● **The problem**: Among the entries, find each line that includes the string "核仁形成区嗜银蛋白" and list it.
*** Input records ***
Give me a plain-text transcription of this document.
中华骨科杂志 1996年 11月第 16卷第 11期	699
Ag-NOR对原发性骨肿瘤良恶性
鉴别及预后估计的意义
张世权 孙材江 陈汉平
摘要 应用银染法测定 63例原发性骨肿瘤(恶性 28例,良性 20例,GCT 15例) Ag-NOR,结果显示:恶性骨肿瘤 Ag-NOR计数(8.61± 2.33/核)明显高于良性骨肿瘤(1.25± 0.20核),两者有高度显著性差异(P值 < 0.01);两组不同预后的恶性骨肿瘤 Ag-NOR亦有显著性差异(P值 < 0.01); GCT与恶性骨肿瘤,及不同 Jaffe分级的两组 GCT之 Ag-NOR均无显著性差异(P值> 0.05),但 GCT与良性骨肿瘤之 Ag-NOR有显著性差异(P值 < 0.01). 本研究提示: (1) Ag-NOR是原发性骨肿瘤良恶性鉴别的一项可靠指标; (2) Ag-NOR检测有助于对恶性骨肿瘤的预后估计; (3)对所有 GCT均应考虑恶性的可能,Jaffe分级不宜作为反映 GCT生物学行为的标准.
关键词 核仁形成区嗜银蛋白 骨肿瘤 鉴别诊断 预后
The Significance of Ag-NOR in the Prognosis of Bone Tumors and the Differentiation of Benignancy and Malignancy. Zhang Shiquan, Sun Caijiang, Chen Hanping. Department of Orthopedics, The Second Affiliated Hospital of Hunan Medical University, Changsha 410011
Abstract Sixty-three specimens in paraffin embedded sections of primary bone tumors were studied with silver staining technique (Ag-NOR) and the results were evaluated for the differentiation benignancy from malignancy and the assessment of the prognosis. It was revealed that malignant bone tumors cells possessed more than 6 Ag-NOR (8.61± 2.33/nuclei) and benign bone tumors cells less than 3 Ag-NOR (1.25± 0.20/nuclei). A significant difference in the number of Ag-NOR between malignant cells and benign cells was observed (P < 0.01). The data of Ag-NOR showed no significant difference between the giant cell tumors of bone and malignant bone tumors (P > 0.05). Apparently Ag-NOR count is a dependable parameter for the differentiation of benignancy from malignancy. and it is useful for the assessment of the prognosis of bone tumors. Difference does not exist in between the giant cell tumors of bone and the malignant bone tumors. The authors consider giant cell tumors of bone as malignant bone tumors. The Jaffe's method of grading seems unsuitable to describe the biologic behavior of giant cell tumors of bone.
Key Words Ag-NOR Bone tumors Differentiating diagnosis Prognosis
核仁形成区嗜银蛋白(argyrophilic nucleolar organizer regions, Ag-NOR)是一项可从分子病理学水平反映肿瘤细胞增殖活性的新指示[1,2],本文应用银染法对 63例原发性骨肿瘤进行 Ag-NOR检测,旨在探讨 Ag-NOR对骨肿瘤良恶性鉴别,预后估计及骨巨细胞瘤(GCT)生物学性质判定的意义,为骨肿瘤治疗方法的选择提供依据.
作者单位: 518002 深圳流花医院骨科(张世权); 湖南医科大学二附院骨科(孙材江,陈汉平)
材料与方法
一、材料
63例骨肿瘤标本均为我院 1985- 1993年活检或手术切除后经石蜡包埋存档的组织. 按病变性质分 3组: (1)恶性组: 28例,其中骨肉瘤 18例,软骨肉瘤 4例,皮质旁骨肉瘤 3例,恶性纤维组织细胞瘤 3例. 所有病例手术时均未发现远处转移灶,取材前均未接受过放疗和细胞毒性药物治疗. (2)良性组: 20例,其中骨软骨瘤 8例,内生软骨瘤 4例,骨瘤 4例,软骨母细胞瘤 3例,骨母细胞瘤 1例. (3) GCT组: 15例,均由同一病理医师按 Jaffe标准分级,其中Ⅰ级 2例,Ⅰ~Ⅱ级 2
*** End of Input records ***
● **Output below**:
关键词 核仁形成区嗜银蛋白 骨肿瘤 鉴别诊断 预后
核仁形成区嗜银蛋白(argyrophilic nucleolar organizer regions, Ag-NOR)是一项可从分子病理学水平反映肿瘤细胞增殖活性的新指示[1,2],本文应用银染法对 63例原发性骨肿瘤进行 Ag-NOR检测,旨在探讨 Ag-NOR对骨肿瘤良恶性鉴别,预后估计及骨巨细胞瘤(GCT)生物学性质判定的意义,为骨肿瘤治疗方法的选择提供依据.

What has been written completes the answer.